> Obiettivo: Restituisci tutti i dati come tabella Markdown a due colonne, «Numero» per il numero progressivo della riga e «Contenuto» per il testo della riga, omettendo le righe vuote.

> Estratti da una raccolta di annotazioni di layout:
------------------------------------------------------------------------

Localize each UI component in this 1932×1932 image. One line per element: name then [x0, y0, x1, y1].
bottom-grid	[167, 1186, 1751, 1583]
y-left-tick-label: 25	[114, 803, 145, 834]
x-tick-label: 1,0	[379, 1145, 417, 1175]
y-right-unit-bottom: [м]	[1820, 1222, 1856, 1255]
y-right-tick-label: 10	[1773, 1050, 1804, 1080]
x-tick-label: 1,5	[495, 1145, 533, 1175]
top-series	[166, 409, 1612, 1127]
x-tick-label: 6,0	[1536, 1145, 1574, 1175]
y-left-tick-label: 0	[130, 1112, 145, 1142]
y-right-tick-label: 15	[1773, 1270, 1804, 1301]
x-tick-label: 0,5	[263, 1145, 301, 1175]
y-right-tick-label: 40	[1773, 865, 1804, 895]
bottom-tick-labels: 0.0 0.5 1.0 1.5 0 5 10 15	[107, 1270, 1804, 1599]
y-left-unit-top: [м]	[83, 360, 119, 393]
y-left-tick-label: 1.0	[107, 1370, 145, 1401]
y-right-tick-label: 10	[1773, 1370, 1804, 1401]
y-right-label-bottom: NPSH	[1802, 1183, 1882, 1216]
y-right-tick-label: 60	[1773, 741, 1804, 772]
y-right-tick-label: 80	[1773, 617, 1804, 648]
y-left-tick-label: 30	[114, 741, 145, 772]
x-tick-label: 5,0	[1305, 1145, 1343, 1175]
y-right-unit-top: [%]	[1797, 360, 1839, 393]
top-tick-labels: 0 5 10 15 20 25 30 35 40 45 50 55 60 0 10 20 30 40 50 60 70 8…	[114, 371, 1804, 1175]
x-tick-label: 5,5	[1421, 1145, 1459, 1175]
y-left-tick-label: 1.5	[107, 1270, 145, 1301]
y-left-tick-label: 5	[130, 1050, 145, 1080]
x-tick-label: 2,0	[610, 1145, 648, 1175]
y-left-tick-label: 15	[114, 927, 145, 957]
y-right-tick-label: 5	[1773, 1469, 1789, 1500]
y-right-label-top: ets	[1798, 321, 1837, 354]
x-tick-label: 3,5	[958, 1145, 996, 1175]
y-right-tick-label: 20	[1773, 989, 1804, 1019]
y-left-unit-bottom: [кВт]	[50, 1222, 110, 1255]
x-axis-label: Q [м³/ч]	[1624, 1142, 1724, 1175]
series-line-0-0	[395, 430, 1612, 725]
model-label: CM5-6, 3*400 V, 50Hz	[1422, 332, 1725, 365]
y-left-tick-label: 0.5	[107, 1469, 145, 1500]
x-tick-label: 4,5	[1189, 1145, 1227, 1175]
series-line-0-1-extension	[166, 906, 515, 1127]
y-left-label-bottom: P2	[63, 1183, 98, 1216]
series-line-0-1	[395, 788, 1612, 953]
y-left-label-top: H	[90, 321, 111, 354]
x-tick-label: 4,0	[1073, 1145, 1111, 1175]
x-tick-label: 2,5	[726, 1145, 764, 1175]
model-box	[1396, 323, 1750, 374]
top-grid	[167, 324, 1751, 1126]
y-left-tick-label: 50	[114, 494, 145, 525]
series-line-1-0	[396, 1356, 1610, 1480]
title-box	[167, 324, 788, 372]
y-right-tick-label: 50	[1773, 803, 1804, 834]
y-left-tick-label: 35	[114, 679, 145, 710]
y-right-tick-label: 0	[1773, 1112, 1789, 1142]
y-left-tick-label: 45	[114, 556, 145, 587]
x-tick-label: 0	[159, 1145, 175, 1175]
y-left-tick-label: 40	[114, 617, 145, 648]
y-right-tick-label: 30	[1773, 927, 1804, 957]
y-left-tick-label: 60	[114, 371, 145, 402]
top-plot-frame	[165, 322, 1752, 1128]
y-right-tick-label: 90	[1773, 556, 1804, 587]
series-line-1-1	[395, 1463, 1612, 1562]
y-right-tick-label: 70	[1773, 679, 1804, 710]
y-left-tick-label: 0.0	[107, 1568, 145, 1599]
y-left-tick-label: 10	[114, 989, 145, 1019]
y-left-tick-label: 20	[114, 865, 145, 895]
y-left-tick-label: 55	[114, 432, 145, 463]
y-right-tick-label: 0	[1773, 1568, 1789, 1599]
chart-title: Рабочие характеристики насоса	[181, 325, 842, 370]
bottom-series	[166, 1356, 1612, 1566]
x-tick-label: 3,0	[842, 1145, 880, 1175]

------------------------------------------------------------------------

> Soluzione:
| Numero | Contenuto |
|---|---|
| 1 | Localize each UI component in this 1932×1932 image. One line per element: name then [x0, y0, x1, y1]. |
| 2 | bottom-grid	[167, 1186, 1751, 1583] |
| 3 | y-left-tick-label: 25	[114, 803, 145, 834] |
| 4 | x-tick-label: 1,0	[379, 1145, 417, 1175] |
| 5 | y-right-unit-bottom: [м]	[1820, 1222, 1856, 1255] |
| 6 | y-right-tick-label: 10	[1773, 1050, 1804, 1080] |
| 7 | x-tick-label: 1,5	[495, 1145, 533, 1175] |
| 8 | top-series	[166, 409, 1612, 1127] |
| 9 | x-tick-label: 6,0	[1536, 1145, 1574, 1175] |
| 10 | y-left-tick-label: 0	[130, 1112, 145, 1142] |
| 11 | y-right-tick-label: 15	[1773, 1270, 1804, 1301] |
| 12 | x-tick-label: 0,5	[263, 1145, 301, 1175] |
| 13 | y-right-tick-label: 40	[1773, 865, 1804, 895] |
| 14 | bottom-tick-labels: 0.0 0.5 1.0 1.5 0 5 10 15	[107, 1270, 1804, 1599] |
| 15 | y-left-unit-top: [м]	[83, 360, 119, 393] |
| 16 | y-left-tick-label: 1.0	[107, 1370, 145, 1401] |
| 17 | y-right-tick-label: 10	[1773, 1370, 1804, 1401] |
| 18 | y-right-label-bottom: NPSH	[1802, 1183, 1882, 1216] |
| 19 | y-right-tick-label: 60	[1773, 741, 1804, 772] |
| 20 | y-right-tick-label: 80	[1773, 617, 1804, 648] |
| 21 | y-left-tick-label: 30	[114, 741, 145, 772] |
| 22 | x-tick-label: 5,0	[1305, 1145, 1343, 1175] |
| 23 | y-right-unit-top: [%]	[1797, 360, 1839, 393] |
| 24 | top-tick-labels: 0 5 10 15 20 25 30 35 40 45 50 55 60 0 10 20 30 40 50 60 70 8…	[114, 371, 1804, 1175] |
| 25 | x-tick-label: 5,5	[1421, 1145, 1459, 1175] |
| 26 | y-left-tick-label: 1.5	[107, 1270, 145, 1301] |
| 27 | y-left-tick-label: 5	[130, 1050, 145, 1080] |
| 28 | x-tick-label: 2,0	[610, 1145, 648, 1175] |
| 29 | y-left-tick-label: 15	[114, 927, 145, 957] |
| 30 | y-right-tick-label: 5	[1773, 1469, 1789, 1500] |
| 31 | y-right-label-top: ets	[1798, 321, 1837, 354] |
| 32 | x-tick-label: 3,5	[958, 1145, 996, 1175] |
| 33 | y-right-tick-label: 20	[1773, 989, 1804, 1019] |
| 34 | y-left-unit-bottom: [кВт]	[50, 1222, 110, 1255] |
| 35 | x-axis-label: Q [м³/ч]	[1624, 1142, 1724, 1175] |
| 36 | series-line-0-0	[395, 430, 1612, 725] |
| 37 | model-label: CM5-6, 3*400 V, 50Hz	[1422, 332, 1725, 365] |
| 38 | y-left-tick-label: 0.5	[107, 1469, 145, 1500] |
| 39 | x-tick-label: 4,5	[1189, 1145, 1227, 1175] |
| 40 | series-line-0-1-extension	[166, 906, 515, 1127] |
| 41 | y-left-label-bottom: P2	[63, 1183, 98, 1216] |
| 42 | series-line-0-1	[395, 788, 1612, 953] |
| 43 | y-left-label-top: H	[90, 321, 111, 354] |
| 44 | x-tick-label: 4,0	[1073, 1145, 1111, 1175] |
| 45 | x-tick-label: 2,5	[726, 1145, 764, 1175] |
| 46 | model-box	[1396, 323, 1750, 374] |
| 47 | top-grid	[167, 324, 1751, 1126] |
| 48 | y-left-tick-label: 50	[114, 494, 145, 525] |
| 49 | series-line-1-0	[396, 1356, 1610, 1480] |
| 50 | title-box	[167, 324, 788, 372] |
| 51 | y-right-tick-label: 50	[1773, 803, 1804, 834] |
| 52 | y-left-tick-label: 35	[114, 679, 145, 710] |
| 53 | y-right-tick-label: 0	[1773, 1112, 1789, 1142] |
| 54 | y-left-tick-label: 45	[114, 556, 145, 587] |
| 55 | x-tick-label: 0	[159, 1145, 175, 1175] |
| 56 | y-left-tick-label: 40	[114, 617, 145, 648] |
| 57 | y-right-tick-label: 30	[1773, 927, 1804, 957] |
| 58 | y-left-tick-label: 60	[114, 371, 145, 402] |
| 59 | top-plot-frame	[165, 322, 1752, 1128] |
| 60 | y-right-tick-label: 90	[1773, 556, 1804, 587] |
| 61 | series-line-1-1	[395, 1463, 1612, 1562] |
| 62 | y-right-tick-label: 70	[1773, 679, 1804, 710] |
| 63 | y-left-tick-label: 0.0	[107, 1568, 145, 1599] |
| 64 | y-left-tick-label: 10	[114, 989, 145, 1019] |
| 65 | y-left-tick-label: 20	[114, 865, 145, 895] |
| 66 | y-left-tick-label: 55	[114, 432, 145, 463] |
| 67 | y-right-tick-label: 0	[1773, 1568, 1789, 1599] |
| 68 | chart-title: Рабочие характеристики насоса	[181, 325, 842, 370] |
| 69 | bottom-series	[166, 1356, 1612, 1566] |
| 70 | x-tick-label: 3,0	[842, 1145, 880, 1175] |